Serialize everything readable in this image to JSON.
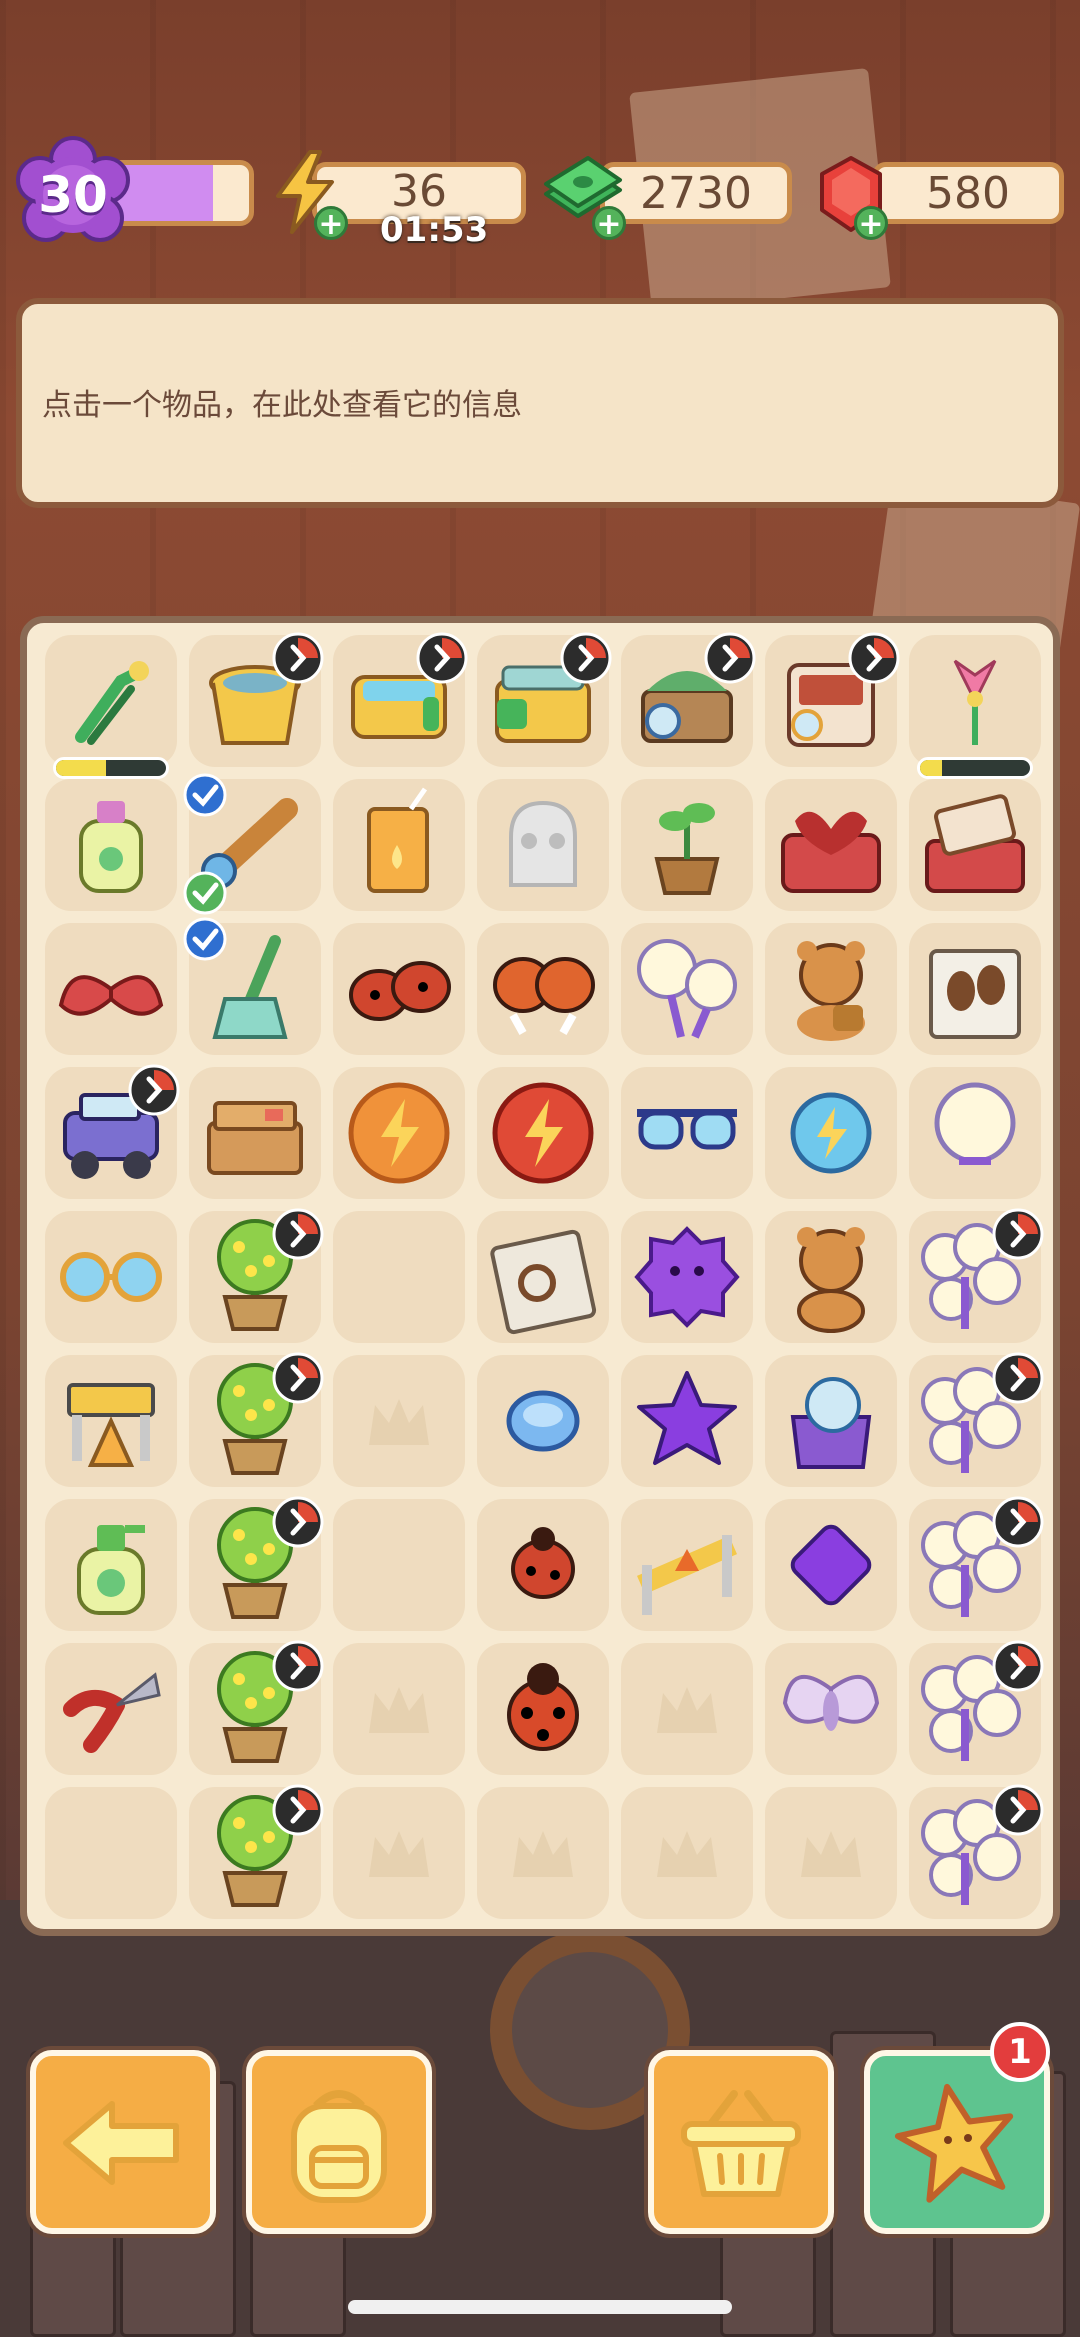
{
  "top_bar": {
    "level": "30",
    "level_progress": 0.75,
    "energy": "36",
    "energy_timer": "01:53",
    "cash": "2730",
    "gems": "580",
    "plus_symbol": "+"
  },
  "info_panel": {
    "text": "点击一个物品，在此处查看它的信息"
  },
  "board": {
    "rows": [
      [
        {
          "icon": "tweezers-icon",
          "progress": 0.45
        },
        {
          "icon": "bucket-generator-icon",
          "gen": true
        },
        {
          "icon": "bathtub-generator-icon",
          "gen": true
        },
        {
          "icon": "crate-generator-icon",
          "gen": true
        },
        {
          "icon": "terrarium-generator-icon",
          "gen": true
        },
        {
          "icon": "cabinet-generator-icon",
          "gen": true
        },
        {
          "icon": "flower-bloom-icon",
          "progress": 0.2
        }
      ],
      [
        {
          "icon": "lotion-bottle-icon"
        },
        {
          "icon": "telescope-icon",
          "checks": true
        },
        {
          "icon": "juice-box-icon"
        },
        {
          "icon": "ghost-skull-icon"
        },
        {
          "icon": "potted-sprout-icon"
        },
        {
          "icon": "heart-chest-icon"
        },
        {
          "icon": "toolbox-open-icon"
        }
      ],
      [
        {
          "icon": "feather-wings-icon"
        },
        {
          "icon": "broom-icon",
          "check": true
        },
        {
          "icon": "ladybugs-pair-icon"
        },
        {
          "icon": "ladybugs-flying-icon"
        },
        {
          "icon": "dandelion-pair-icon"
        },
        {
          "icon": "teddy-honey-icon"
        },
        {
          "icon": "evidence-bag-footprints-icon"
        }
      ],
      [
        {
          "icon": "jeep-icon",
          "gen": true
        },
        {
          "icon": "cardboard-boxes-icon"
        },
        {
          "icon": "energy-orb-orange-icon"
        },
        {
          "icon": "energy-orb-red-icon"
        },
        {
          "icon": "sunglasses-icon"
        },
        {
          "icon": "energy-orb-blue-icon"
        },
        {
          "icon": "dandelion-single-icon"
        }
      ],
      [
        {
          "icon": "goggles-icon"
        },
        {
          "icon": "flower-tree-icon",
          "gen": true
        },
        {
          "icon": ""
        },
        {
          "icon": "evidence-bag-magnifier-icon"
        },
        {
          "icon": "purple-blob-icon"
        },
        {
          "icon": "teddy-bear-icon"
        },
        {
          "icon": "dandelion-bunch-icon",
          "gen": true
        }
      ],
      [
        {
          "icon": "barrier-cones-icon"
        },
        {
          "icon": "flower-tree-icon",
          "gen": true
        },
        {
          "icon": "crown-slot-icon"
        },
        {
          "icon": "blue-gem-disc-icon"
        },
        {
          "icon": "purple-star-icon"
        },
        {
          "icon": "crystal-ball-box-icon"
        },
        {
          "icon": "dandelion-bunch-icon",
          "gen": true
        }
      ],
      [
        {
          "icon": "lotion-pump-icon"
        },
        {
          "icon": "flower-tree-icon",
          "gen": true
        },
        {
          "icon": ""
        },
        {
          "icon": "ladybug-small-icon"
        },
        {
          "icon": "caution-barrier-icon"
        },
        {
          "icon": "purple-diamond-icon"
        },
        {
          "icon": "dandelion-bunch-icon",
          "gen": true
        }
      ],
      [
        {
          "icon": "pruning-shears-icon"
        },
        {
          "icon": "flower-tree-icon",
          "gen": true
        },
        {
          "icon": "crown-slot-icon"
        },
        {
          "icon": "ladybug-icon"
        },
        {
          "icon": "crown-slot-icon"
        },
        {
          "icon": "moth-icon"
        },
        {
          "icon": "dandelion-bunch-icon",
          "gen": true
        }
      ],
      [
        {
          "icon": ""
        },
        {
          "icon": "flower-tree-icon",
          "gen": true
        },
        {
          "icon": "crown-slot-icon"
        },
        {
          "icon": "crown-slot-icon"
        },
        {
          "icon": "crown-slot-icon"
        },
        {
          "icon": "crown-slot-icon"
        },
        {
          "icon": "dandelion-bunch-icon",
          "gen": true
        }
      ]
    ]
  },
  "bottom_bar": {
    "notification_count": "1",
    "buttons": [
      "back-arrow-icon",
      "backpack-icon",
      "basket-icon",
      "star-icon"
    ]
  },
  "colors": {
    "accent_orange": "#f5ad45",
    "accent_green": "#5ec48f",
    "level_purple": "#c062e0",
    "panel_border": "#8c5a3c"
  }
}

============

> DIRECTIVE:
Your copy should hold every record word for word and none of the pictures.

> CORRECT RESPONSE:
Serialize everything readable in this image to JSON.
{
  "top_bar": {
    "level": "30",
    "level_progress": 0.75,
    "energy": "36",
    "energy_timer": "01:53",
    "cash": "2730",
    "gems": "580",
    "plus_symbol": "+"
  },
  "info_panel": {
    "text": "点击一个物品，在此处查看它的信息"
  },
  "board": {
    "rows": [
      [
        {
          "icon": "tweezers-icon",
          "progress": 0.45
        },
        {
          "icon": "bucket-generator-icon",
          "gen": true
        },
        {
          "icon": "bathtub-generator-icon",
          "gen": true
        },
        {
          "icon": "crate-generator-icon",
          "gen": true
        },
        {
          "icon": "terrarium-generator-icon",
          "gen": true
        },
        {
          "icon": "cabinet-generator-icon",
          "gen": true
        },
        {
          "icon": "flower-bloom-icon",
          "progress": 0.2
        }
      ],
      [
        {
          "icon": "lotion-bottle-icon"
        },
        {
          "icon": "telescope-icon",
          "checks": true
        },
        {
          "icon": "juice-box-icon"
        },
        {
          "icon": "ghost-skull-icon"
        },
        {
          "icon": "potted-sprout-icon"
        },
        {
          "icon": "heart-chest-icon"
        },
        {
          "icon": "toolbox-open-icon"
        }
      ],
      [
        {
          "icon": "feather-wings-icon"
        },
        {
          "icon": "broom-icon",
          "check": true
        },
        {
          "icon": "ladybugs-pair-icon"
        },
        {
          "icon": "ladybugs-flying-icon"
        },
        {
          "icon": "dandelion-pair-icon"
        },
        {
          "icon": "teddy-honey-icon"
        },
        {
          "icon": "evidence-bag-footprints-icon"
        }
      ],
      [
        {
          "icon": "jeep-icon",
          "gen": true
        },
        {
          "icon": "cardboard-boxes-icon"
        },
        {
          "icon": "energy-orb-orange-icon"
        },
        {
          "icon": "energy-orb-red-icon"
        },
        {
          "icon": "sunglasses-icon"
        },
        {
          "icon": "energy-orb-blue-icon"
        },
        {
          "icon": "dandelion-single-icon"
        }
      ],
      [
        {
          "icon": "goggles-icon"
        },
        {
          "icon": "flower-tree-icon",
          "gen": true
        },
        {
          "icon": ""
        },
        {
          "icon": "evidence-bag-magnifier-icon"
        },
        {
          "icon": "purple-blob-icon"
        },
        {
          "icon": "teddy-bear-icon"
        },
        {
          "icon": "dandelion-bunch-icon",
          "gen": true
        }
      ],
      [
        {
          "icon": "barrier-cones-icon"
        },
        {
          "icon": "flower-tree-icon",
          "gen": true
        },
        {
          "icon": "crown-slot-icon"
        },
        {
          "icon": "blue-gem-disc-icon"
        },
        {
          "icon": "purple-star-icon"
        },
        {
          "icon": "crystal-ball-box-icon"
        },
        {
          "icon": "dandelion-bunch-icon",
          "gen": true
        }
      ],
      [
        {
          "icon": "lotion-pump-icon"
        },
        {
          "icon": "flower-tree-icon",
          "gen": true
        },
        {
          "icon": ""
        },
        {
          "icon": "ladybug-small-icon"
        },
        {
          "icon": "caution-barrier-icon"
        },
        {
          "icon": "purple-diamond-icon"
        },
        {
          "icon": "dandelion-bunch-icon",
          "gen": true
        }
      ],
      [
        {
          "icon": "pruning-shears-icon"
        },
        {
          "icon": "flower-tree-icon",
          "gen": true
        },
        {
          "icon": "crown-slot-icon"
        },
        {
          "icon": "ladybug-icon"
        },
        {
          "icon": "crown-slot-icon"
        },
        {
          "icon": "moth-icon"
        },
        {
          "icon": "dandelion-bunch-icon",
          "gen": true
        }
      ],
      [
        {
          "icon": ""
        },
        {
          "icon": "flower-tree-icon",
          "gen": true
        },
        {
          "icon": "crown-slot-icon"
        },
        {
          "icon": "crown-slot-icon"
        },
        {
          "icon": "crown-slot-icon"
        },
        {
          "icon": "crown-slot-icon"
        },
        {
          "icon": "dandelion-bunch-icon",
          "gen": true
        }
      ]
    ]
  },
  "bottom_bar": {
    "notification_count": "1",
    "buttons": [
      "back-arrow-icon",
      "backpack-icon",
      "basket-icon",
      "star-icon"
    ]
  },
  "colors": {
    "accent_orange": "#f5ad45",
    "accent_green": "#5ec48f",
    "level_purple": "#c062e0",
    "panel_border": "#8c5a3c"
  }
}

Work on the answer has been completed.